:: Material for this task

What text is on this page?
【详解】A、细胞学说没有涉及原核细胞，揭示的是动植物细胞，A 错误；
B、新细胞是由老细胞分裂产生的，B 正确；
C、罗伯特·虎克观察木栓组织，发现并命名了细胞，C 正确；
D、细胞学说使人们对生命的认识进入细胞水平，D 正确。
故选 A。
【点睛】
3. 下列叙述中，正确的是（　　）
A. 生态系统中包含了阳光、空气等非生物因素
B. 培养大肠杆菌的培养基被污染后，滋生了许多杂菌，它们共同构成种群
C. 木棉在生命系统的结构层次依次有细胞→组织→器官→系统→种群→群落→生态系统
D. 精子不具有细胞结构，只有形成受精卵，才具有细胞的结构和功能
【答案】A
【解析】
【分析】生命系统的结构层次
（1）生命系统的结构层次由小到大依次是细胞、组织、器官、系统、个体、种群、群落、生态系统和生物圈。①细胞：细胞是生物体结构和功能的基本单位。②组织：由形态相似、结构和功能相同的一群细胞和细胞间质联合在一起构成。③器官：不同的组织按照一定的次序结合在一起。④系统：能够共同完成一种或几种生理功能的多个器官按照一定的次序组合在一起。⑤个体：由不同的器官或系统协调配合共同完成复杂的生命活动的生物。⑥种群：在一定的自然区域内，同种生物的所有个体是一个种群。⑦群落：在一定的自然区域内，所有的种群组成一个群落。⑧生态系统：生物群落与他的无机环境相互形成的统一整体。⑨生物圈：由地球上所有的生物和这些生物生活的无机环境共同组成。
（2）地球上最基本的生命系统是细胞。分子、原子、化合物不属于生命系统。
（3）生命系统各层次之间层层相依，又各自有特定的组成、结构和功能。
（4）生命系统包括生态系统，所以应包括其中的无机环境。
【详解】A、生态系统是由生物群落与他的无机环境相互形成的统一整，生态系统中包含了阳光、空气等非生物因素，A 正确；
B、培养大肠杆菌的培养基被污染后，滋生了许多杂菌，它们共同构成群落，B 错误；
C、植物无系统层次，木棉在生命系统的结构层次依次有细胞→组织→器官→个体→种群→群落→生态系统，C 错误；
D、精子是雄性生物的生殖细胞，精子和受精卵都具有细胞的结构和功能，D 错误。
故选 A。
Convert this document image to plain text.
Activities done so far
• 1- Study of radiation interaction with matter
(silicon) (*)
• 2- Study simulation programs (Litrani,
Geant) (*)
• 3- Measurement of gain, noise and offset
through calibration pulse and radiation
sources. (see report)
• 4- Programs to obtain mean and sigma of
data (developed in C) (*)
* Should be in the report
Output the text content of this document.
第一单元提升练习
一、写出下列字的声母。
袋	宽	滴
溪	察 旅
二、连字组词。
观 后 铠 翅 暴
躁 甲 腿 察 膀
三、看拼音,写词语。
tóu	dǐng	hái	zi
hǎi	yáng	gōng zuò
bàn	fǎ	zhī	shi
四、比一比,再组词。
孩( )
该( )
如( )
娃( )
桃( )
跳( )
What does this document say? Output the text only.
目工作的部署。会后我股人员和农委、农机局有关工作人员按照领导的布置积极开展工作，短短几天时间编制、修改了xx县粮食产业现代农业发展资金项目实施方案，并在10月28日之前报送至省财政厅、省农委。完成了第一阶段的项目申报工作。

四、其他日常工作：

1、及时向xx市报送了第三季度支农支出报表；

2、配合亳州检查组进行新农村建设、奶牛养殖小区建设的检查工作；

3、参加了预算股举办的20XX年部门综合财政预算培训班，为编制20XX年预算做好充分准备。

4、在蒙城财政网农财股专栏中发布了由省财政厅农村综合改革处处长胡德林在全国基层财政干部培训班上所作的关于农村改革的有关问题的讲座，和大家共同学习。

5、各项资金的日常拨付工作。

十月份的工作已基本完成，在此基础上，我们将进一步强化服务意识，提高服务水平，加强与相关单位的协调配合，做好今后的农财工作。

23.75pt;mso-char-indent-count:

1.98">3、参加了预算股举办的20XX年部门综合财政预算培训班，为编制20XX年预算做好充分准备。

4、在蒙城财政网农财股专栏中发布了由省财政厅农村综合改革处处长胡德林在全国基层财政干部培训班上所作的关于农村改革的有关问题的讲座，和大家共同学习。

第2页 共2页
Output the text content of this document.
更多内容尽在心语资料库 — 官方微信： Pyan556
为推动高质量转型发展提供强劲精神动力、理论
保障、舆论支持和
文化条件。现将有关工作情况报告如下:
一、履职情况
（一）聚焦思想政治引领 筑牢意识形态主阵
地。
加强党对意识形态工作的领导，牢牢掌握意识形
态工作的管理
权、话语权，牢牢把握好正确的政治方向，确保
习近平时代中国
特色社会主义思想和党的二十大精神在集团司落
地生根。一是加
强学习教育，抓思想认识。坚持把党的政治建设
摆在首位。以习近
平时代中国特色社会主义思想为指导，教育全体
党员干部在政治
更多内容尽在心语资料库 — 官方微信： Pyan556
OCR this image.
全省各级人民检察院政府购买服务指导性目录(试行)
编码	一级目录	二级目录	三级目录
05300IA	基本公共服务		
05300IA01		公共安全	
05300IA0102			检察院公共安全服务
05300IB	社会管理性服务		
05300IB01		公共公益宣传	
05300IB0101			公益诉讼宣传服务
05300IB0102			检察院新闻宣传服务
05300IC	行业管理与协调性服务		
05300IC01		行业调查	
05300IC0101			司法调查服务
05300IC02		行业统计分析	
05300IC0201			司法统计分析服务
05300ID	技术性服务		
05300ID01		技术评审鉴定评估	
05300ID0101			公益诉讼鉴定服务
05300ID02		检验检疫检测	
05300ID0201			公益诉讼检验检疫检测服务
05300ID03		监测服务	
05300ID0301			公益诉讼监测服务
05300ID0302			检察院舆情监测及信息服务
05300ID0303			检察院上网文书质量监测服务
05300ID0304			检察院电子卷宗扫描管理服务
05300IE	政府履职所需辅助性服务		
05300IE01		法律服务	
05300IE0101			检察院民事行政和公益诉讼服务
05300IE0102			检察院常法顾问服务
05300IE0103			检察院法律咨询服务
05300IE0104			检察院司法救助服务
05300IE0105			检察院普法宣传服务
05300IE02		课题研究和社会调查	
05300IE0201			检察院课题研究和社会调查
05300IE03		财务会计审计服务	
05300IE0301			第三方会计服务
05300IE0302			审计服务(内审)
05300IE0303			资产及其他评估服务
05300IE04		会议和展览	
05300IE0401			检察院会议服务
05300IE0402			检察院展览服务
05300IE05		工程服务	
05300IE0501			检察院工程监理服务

::::

[Your objective] Copy every line of the material, please, keeping it exactly the same.

[Task result]
What text is on this page?
【详解】A、细胞学说没有涉及原核细胞，揭示的是动植物细胞，A 错误；
B、新细胞是由老细胞分裂产生的，B 正确；
C、罗伯特·虎克观察木栓组织，发现并命名了细胞，C 正确；
D、细胞学说使人们对生命的认识进入细胞水平，D 正确。
故选 A。
【点睛】
3. 下列叙述中，正确的是（　　）
A. 生态系统中包含了阳光、空气等非生物因素
B. 培养大肠杆菌的培养基被污染后，滋生了许多杂菌，它们共同构成种群
C. 木棉在生命系统的结构层次依次有细胞→组织→器官→系统→种群→群落→生态系统
D. 精子不具有细胞结构，只有形成受精卵，才具有细胞的结构和功能
【答案】A
【解析】
【分析】生命系统的结构层次
（1）生命系统的结构层次由小到大依次是细胞、组织、器官、系统、个体、种群、群落、生态系统和生物圈。①细胞：细胞是生物体结构和功能的基本单位。②组织：由形态相似、结构和功能相同的一群细胞和细胞间质联合在一起构成。③器官：不同的组织按照一定的次序结合在一起。④系统：能够共同完成一种或几种生理功能的多个器官按照一定的次序组合在一起。⑤个体：由不同的器官或系统协调配合共同完成复杂的生命活动的生物。⑥种群：在一定的自然区域内，同种生物的所有个体是一个种群。⑦群落：在一定的自然区域内，所有的种群组成一个群落。⑧生态系统：生物群落与他的无机环境相互形成的统一整体。⑨生物圈：由地球上所有的生物和这些生物生活的无机环境共同组成。
（2）地球上最基本的生命系统是细胞。分子、原子、化合物不属于生命系统。
（3）生命系统各层次之间层层相依，又各自有特定的组成、结构和功能。
（4）生命系统包括生态系统，所以应包括其中的无机环境。
【详解】A、生态系统是由生物群落与他的无机环境相互形成的统一整，生态系统中包含了阳光、空气等非生物因素，A 正确；
B、培养大肠杆菌的培养基被污染后，滋生了许多杂菌，它们共同构成群落，B 错误；
C、植物无系统层次，木棉在生命系统的结构层次依次有细胞→组织→器官→个体→种群→群落→生态系统，C 错误；
D、精子是雄性生物的生殖细胞，精子和受精卵都具有细胞的结构和功能，D 错误。
故选 A。
Convert this document image to plain text.
Activities done so far
• 1- Study of radiation interaction with matter
(silicon) (*)
• 2- Study simulation programs (Litrani,
Geant) (*)
• 3- Measurement of gain, noise and offset
through calibration pulse and radiation
sources. (see report)
• 4- Programs to obtain mean and sigma of
data (developed in C) (*)
* Should be in the report
Output the text content of this document.
第一单元提升练习
一、写出下列字的声母。
袋	宽	滴
溪	察 旅
二、连字组词。
观 后 铠 翅 暴
躁 甲 腿 察 膀
三、看拼音,写词语。
tóu	dǐng	hái	zi
hǎi	yáng	gōng zuò
bàn	fǎ	zhī	shi
四、比一比,再组词。
孩( )
该( )
如( )
娃( )
桃( )
跳( )
What does this document say? Output the text only.
目工作的部署。会后我股人员和农委、农机局有关工作人员按照领导的布置积极开展工作，短短几天时间编制、修改了xx县粮食产业现代农业发展资金项目实施方案，并在10月28日之前报送至省财政厅、省农委。完成了第一阶段的项目申报工作。

四、其他日常工作：

1、及时向xx市报送了第三季度支农支出报表；

2、配合亳州检查组进行新农村建设、奶牛养殖小区建设的检查工作；

3、参加了预算股举办的20XX年部门综合财政预算培训班，为编制20XX年预算做好充分准备。

4、在蒙城财政网农财股专栏中发布了由省财政厅农村综合改革处处长胡德林在全国基层财政干部培训班上所作的关于农村改革的有关问题的讲座，和大家共同学习。

5、各项资金的日常拨付工作。

十月份的工作已基本完成，在此基础上，我们将进一步强化服务意识，提高服务水平，加强与相关单位的协调配合，做好今后的农财工作。

23.75pt;mso-char-indent-count:

1.98">3、参加了预算股举办的20XX年部门综合财政预算培训班，为编制20XX年预算做好充分准备。

4、在蒙城财政网农财股专栏中发布了由省财政厅农村综合改革处处长胡德林在全国基层财政干部培训班上所作的关于农村改革的有关问题的讲座，和大家共同学习。

第2页 共2页
Output the text content of this document.
更多内容尽在心语资料库 — 官方微信： Pyan556
为推动高质量转型发展提供强劲精神动力、理论
保障、舆论支持和
文化条件。现将有关工作情况报告如下:
一、履职情况
（一）聚焦思想政治引领 筑牢意识形态主阵
地。
加强党对意识形态工作的领导，牢牢掌握意识形
态工作的管理
权、话语权，牢牢把握好正确的政治方向，确保
习近平时代中国
特色社会主义思想和党的二十大精神在集团司落
地生根。一是加
强学习教育，抓思想认识。坚持把党的政治建设
摆在首位。以习近
平时代中国特色社会主义思想为指导，教育全体
党员干部在政治
更多内容尽在心语资料库 — 官方微信： Pyan556
OCR this image.
全省各级人民检察院政府购买服务指导性目录(试行)
编码	一级目录	二级目录	三级目录
05300IA	基本公共服务		
05300IA01		公共安全	
05300IA0102			检察院公共安全服务
05300IB	社会管理性服务		
05300IB01		公共公益宣传	
05300IB0101			公益诉讼宣传服务
05300IB0102			检察院新闻宣传服务
05300IC	行业管理与协调性服务		
05300IC01		行业调查	
05300IC0101			司法调查服务
05300IC02		行业统计分析	
05300IC0201			司法统计分析服务
05300ID	技术性服务		
05300ID01		技术评审鉴定评估	
05300ID0101			公益诉讼鉴定服务
05300ID02		检验检疫检测	
05300ID0201			公益诉讼检验检疫检测服务
05300ID03		监测服务	
05300ID0301			公益诉讼监测服务
05300ID0302			检察院舆情监测及信息服务
05300ID0303			检察院上网文书质量监测服务
05300ID0304			检察院电子卷宗扫描管理服务
05300IE	政府履职所需辅助性服务		
05300IE01		法律服务	
05300IE0101			检察院民事行政和公益诉讼服务
05300IE0102			检察院常法顾问服务
05300IE0103			检察院法律咨询服务
05300IE0104			检察院司法救助服务
05300IE0105			检察院普法宣传服务
05300IE02		课题研究和社会调查	
05300IE0201			检察院课题研究和社会调查
05300IE03		财务会计审计服务	
05300IE0301			第三方会计服务
05300IE0302			审计服务(内审)
05300IE0303			资产及其他评估服务
05300IE04		会议和展览	
05300IE0401			检察院会议服务
05300IE0402			检察院展览服务
05300IE05		工程服务	
05300IE0501			检察院工程监理服务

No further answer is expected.